== EXERCISE REQUIREMENTS ==
From the entries below, copy out every line with "distanza" in it.

== RECORDED INFORMATION ==
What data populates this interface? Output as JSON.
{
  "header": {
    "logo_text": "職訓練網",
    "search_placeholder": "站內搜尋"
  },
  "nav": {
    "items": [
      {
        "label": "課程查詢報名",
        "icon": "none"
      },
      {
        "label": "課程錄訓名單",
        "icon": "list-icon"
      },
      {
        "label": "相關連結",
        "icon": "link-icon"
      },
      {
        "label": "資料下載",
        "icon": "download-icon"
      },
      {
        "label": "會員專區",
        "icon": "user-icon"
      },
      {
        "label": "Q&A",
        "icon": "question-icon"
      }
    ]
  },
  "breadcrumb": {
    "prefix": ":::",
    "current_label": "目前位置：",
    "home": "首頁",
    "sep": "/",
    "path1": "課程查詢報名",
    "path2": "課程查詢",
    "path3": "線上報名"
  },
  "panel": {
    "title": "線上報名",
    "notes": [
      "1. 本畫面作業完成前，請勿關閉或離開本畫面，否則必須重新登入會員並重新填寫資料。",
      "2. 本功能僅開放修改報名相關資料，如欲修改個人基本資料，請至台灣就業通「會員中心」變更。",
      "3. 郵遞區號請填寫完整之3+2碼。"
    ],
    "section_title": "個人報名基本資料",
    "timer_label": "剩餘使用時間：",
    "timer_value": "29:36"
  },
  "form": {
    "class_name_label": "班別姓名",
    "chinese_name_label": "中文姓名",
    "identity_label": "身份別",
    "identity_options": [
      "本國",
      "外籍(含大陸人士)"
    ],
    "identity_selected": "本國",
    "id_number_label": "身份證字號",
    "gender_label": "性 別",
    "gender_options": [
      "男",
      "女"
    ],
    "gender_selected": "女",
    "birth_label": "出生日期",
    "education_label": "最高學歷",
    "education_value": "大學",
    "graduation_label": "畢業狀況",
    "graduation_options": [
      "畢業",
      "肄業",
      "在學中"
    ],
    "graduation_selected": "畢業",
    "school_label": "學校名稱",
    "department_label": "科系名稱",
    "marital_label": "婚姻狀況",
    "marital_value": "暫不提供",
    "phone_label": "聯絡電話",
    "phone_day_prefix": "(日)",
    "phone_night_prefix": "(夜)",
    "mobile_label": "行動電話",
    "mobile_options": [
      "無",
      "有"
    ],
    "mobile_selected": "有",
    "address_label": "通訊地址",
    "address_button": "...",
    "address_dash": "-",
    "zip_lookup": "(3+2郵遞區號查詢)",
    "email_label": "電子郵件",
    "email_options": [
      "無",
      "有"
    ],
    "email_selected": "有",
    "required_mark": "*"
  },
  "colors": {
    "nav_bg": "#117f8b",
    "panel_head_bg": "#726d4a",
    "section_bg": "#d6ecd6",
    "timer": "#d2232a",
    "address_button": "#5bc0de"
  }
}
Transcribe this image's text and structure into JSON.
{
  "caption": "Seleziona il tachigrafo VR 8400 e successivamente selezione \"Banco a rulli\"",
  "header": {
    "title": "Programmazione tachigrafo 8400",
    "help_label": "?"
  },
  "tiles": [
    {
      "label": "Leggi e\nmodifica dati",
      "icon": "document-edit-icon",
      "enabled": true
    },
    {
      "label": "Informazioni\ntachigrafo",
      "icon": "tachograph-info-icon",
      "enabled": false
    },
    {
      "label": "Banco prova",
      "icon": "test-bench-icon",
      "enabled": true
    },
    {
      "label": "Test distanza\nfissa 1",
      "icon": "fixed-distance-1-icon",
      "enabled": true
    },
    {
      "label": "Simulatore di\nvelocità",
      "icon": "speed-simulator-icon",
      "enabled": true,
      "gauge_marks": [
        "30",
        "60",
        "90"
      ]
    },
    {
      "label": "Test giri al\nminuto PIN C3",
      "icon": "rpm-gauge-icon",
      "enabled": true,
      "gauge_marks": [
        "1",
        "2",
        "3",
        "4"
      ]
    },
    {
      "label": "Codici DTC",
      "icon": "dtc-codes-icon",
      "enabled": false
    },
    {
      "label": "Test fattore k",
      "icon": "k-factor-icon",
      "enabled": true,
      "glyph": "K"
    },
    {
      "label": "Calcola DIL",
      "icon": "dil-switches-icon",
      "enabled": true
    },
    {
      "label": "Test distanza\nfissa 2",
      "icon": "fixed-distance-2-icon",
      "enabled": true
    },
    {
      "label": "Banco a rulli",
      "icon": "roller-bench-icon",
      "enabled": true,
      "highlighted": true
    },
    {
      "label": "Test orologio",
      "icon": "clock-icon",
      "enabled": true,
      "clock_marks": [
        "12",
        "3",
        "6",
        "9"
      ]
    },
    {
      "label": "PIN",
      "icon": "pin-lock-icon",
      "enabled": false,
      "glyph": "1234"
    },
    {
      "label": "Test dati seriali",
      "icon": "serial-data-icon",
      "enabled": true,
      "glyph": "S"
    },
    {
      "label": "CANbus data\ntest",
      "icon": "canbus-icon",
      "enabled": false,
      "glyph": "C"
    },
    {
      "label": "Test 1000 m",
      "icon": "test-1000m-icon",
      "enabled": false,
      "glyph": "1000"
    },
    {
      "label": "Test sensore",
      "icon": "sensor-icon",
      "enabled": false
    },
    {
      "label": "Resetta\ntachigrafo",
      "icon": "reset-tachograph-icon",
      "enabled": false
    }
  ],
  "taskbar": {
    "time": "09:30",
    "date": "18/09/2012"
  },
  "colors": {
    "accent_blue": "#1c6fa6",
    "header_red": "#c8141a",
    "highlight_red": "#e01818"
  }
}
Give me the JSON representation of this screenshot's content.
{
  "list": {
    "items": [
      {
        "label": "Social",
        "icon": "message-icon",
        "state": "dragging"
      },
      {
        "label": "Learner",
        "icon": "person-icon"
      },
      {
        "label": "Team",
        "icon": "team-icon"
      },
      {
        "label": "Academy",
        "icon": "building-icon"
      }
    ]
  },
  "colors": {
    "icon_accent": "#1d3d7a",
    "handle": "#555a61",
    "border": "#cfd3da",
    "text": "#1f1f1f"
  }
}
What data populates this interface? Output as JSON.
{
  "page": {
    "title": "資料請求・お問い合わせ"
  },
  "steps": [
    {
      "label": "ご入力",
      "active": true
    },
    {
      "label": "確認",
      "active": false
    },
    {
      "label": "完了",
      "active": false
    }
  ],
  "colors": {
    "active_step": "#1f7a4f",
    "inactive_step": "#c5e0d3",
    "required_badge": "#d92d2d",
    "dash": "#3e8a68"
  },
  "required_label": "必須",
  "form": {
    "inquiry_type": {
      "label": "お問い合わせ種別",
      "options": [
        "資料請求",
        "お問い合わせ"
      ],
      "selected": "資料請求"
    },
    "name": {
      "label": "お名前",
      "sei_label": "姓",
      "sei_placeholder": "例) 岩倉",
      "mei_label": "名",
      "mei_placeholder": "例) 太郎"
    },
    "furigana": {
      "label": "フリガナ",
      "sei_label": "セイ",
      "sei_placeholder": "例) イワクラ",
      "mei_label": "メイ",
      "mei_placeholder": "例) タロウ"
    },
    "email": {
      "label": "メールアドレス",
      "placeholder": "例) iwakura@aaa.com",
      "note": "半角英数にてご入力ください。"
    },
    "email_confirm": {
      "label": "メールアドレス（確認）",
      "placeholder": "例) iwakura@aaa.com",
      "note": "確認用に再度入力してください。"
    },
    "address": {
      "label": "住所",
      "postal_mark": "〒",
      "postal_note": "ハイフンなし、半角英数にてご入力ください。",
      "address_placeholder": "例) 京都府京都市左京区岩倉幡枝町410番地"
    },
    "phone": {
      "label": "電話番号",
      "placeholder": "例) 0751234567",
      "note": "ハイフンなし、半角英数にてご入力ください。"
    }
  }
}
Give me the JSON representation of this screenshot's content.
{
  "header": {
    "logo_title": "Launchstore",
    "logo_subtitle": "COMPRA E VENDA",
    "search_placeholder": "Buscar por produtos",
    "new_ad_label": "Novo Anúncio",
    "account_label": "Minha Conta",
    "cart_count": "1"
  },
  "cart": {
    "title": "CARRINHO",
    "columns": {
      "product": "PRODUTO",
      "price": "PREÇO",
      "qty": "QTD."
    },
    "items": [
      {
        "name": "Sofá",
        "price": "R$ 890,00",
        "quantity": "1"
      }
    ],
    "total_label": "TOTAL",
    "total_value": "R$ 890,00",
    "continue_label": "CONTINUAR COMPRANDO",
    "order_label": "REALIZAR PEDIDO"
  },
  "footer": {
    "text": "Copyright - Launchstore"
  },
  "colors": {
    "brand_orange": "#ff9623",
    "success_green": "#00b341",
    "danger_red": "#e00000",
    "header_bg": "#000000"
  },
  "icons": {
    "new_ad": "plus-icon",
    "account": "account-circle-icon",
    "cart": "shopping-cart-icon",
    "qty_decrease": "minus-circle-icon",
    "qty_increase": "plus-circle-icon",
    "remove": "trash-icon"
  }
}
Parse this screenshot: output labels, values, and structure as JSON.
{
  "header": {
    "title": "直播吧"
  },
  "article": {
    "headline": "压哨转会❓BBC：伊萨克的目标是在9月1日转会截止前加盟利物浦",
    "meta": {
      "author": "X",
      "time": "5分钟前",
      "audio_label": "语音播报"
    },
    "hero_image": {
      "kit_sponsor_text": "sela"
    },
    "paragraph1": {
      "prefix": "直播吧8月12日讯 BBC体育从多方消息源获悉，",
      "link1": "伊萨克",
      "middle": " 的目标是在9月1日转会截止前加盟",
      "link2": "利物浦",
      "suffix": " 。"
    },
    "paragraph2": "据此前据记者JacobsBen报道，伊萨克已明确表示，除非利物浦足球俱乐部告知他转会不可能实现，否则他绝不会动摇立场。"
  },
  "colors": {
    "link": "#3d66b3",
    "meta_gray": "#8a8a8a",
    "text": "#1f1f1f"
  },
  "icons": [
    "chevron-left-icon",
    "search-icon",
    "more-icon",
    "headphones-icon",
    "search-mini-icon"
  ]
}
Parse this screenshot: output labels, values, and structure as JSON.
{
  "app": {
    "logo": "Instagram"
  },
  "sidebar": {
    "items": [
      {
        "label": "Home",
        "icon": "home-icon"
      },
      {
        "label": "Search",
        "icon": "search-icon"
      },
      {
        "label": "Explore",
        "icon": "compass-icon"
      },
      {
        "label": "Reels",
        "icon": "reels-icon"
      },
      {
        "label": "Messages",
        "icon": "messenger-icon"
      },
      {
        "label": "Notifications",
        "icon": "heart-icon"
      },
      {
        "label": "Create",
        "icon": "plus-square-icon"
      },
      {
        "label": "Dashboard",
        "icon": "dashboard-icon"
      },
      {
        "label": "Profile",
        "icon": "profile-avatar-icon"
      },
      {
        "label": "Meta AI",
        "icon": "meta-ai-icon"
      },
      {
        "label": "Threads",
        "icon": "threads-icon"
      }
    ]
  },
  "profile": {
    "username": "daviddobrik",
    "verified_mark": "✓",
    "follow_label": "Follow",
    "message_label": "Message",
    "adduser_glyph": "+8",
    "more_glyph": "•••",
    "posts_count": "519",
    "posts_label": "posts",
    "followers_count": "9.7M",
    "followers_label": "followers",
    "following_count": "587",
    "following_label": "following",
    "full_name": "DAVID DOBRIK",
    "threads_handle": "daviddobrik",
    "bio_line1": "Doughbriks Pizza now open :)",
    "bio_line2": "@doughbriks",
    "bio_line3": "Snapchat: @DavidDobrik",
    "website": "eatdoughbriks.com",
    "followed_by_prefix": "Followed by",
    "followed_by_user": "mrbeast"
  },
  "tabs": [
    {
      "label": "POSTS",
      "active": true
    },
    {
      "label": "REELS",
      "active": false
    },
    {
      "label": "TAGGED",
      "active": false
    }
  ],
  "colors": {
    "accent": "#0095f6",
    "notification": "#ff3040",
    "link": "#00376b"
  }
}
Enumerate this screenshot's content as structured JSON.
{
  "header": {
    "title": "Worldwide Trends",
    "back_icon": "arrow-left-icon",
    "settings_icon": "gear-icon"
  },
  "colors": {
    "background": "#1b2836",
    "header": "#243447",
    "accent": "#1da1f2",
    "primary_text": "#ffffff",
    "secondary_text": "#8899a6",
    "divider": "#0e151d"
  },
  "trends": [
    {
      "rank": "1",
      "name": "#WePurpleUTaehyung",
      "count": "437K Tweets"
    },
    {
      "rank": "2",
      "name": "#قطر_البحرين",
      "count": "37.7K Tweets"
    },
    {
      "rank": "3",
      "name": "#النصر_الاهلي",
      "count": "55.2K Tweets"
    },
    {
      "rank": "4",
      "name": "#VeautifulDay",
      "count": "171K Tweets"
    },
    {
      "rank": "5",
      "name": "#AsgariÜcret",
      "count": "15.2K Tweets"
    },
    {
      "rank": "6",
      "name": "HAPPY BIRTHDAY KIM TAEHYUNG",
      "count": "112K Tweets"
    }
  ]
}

== RESPONSE TO THE EXERCISE ==
      "label": "Test distanza\nfissa 1",
      "label": "Test distanza\nfissa 2",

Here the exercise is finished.